### Material for this exercise
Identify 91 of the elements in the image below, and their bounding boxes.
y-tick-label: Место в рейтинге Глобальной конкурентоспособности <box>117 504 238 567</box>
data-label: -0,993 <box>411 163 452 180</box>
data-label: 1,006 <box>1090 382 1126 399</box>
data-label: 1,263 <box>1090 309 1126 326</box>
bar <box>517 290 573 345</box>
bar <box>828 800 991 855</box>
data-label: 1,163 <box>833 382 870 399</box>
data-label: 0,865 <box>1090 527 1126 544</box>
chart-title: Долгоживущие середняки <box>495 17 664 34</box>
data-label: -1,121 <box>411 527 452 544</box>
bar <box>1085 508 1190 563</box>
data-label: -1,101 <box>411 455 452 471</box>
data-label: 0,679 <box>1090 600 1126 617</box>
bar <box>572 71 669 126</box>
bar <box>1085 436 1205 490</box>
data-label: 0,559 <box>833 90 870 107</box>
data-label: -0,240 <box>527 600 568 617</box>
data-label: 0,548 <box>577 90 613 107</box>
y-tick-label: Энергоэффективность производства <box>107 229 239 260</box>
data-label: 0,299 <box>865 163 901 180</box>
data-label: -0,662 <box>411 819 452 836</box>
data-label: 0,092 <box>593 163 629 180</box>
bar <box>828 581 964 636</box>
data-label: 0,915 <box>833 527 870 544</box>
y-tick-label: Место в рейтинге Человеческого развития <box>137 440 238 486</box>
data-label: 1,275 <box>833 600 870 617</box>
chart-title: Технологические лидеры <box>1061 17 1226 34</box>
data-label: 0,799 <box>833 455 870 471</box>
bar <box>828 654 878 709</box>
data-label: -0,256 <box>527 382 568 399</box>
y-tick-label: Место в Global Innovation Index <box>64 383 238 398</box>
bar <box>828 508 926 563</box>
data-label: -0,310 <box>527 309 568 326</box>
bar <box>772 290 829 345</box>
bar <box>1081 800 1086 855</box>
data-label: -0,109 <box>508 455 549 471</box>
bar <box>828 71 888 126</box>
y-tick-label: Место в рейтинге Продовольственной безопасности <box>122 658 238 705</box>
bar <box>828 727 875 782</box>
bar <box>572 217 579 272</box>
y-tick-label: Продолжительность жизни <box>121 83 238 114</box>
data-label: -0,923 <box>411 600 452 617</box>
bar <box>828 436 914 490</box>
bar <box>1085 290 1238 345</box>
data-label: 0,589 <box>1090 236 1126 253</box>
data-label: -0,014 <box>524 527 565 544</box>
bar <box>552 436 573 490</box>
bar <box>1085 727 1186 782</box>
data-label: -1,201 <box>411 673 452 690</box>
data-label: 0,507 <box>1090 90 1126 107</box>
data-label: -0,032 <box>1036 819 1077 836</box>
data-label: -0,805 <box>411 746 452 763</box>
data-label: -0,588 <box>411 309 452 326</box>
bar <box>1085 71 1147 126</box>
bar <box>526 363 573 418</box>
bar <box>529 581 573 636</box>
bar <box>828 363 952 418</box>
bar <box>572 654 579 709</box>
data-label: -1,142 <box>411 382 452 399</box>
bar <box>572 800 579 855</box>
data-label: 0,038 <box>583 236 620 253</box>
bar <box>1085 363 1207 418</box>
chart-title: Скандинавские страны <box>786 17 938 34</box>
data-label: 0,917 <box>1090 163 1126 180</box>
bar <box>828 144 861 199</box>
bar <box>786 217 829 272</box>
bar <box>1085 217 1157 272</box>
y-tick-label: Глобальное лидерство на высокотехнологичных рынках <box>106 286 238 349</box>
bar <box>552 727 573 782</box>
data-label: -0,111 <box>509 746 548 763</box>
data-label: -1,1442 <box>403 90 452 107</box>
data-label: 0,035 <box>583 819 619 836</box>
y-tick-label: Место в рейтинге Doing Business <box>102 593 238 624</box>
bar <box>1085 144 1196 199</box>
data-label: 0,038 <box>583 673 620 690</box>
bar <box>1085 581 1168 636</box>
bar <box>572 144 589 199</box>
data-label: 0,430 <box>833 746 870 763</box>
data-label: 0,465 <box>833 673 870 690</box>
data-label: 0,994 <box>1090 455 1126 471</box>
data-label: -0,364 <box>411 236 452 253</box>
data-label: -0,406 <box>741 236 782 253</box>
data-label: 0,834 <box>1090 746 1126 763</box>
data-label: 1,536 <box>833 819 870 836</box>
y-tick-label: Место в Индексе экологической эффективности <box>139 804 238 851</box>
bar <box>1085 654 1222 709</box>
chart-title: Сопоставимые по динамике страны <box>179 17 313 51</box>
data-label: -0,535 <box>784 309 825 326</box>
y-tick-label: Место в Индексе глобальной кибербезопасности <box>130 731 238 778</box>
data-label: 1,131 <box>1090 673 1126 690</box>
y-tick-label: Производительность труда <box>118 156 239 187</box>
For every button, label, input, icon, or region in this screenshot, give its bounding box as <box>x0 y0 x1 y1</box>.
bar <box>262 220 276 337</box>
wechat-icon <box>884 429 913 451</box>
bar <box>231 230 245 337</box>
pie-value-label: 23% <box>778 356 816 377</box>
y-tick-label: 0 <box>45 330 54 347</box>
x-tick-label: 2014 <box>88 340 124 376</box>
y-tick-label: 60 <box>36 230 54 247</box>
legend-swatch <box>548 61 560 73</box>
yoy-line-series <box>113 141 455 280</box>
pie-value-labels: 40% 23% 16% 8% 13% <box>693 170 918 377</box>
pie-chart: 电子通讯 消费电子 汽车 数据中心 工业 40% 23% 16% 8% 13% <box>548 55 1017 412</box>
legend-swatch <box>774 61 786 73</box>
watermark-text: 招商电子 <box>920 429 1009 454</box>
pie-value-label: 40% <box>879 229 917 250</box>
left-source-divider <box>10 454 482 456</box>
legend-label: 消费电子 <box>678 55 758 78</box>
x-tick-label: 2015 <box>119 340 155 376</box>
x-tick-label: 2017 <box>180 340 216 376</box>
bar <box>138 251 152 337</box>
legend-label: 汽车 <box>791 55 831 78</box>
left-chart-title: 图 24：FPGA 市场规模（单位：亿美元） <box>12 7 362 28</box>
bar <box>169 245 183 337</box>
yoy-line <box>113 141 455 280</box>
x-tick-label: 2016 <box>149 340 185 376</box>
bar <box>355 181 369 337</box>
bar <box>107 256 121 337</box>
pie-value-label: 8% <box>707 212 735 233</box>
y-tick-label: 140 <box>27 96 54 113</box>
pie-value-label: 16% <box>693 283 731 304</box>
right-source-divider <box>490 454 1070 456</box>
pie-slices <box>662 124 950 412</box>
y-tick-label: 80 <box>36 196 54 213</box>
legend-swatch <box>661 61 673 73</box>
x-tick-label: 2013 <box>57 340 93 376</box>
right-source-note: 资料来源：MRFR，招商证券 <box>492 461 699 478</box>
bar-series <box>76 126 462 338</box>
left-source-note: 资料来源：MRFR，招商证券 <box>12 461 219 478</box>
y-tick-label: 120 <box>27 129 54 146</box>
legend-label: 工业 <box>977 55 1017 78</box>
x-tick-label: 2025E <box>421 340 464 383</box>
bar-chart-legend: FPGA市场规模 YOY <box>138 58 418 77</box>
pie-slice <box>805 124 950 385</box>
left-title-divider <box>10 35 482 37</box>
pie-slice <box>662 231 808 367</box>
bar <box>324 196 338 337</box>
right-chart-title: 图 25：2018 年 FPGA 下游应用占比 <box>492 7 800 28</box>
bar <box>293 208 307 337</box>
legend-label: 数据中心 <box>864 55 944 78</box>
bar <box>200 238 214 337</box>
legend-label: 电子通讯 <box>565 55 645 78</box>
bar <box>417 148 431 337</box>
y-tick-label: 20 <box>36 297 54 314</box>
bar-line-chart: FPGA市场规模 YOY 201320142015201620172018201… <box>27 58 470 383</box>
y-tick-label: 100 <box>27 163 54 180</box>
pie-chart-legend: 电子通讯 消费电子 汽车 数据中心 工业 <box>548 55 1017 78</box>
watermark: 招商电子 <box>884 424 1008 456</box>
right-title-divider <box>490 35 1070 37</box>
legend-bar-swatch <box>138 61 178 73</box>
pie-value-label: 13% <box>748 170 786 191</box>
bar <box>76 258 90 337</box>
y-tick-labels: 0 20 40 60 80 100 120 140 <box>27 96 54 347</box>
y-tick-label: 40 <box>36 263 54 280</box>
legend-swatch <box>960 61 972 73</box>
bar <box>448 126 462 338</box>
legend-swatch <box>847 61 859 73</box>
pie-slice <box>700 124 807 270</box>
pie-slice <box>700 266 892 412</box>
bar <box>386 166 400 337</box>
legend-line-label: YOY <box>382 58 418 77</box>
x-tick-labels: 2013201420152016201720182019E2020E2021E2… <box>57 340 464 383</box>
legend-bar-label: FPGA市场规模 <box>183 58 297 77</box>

### Exercise directions
Rewrite the items from the first line up to and including the line with "data-label: 0,559 <box>833 90 870 107</box>", replacing "data-label" with "value-label" and leaving everything else unchanged.

### Completed exercise
Identify 91 of the elements in the image below, and their bounding boxes.
y-tick-label: Место в рейтинге Глобальной конкурентоспособности <box>117 504 238 567</box>
value-label: -0,993 <box>411 163 452 180</box>
value-label: 1,006 <box>1090 382 1126 399</box>
value-label: 1,263 <box>1090 309 1126 326</box>
bar <box>517 290 573 345</box>
bar <box>828 800 991 855</box>
value-label: 1,163 <box>833 382 870 399</box>
value-label: 0,865 <box>1090 527 1126 544</box>
chart-title: Долгоживущие середняки <box>495 17 664 34</box>
value-label: -1,121 <box>411 527 452 544</box>
bar <box>1085 508 1190 563</box>
value-label: -1,101 <box>411 455 452 471</box>
value-label: 0,679 <box>1090 600 1126 617</box>
bar <box>572 71 669 126</box>
bar <box>1085 436 1205 490</box>
value-label: 0,559 <box>833 90 870 107</box>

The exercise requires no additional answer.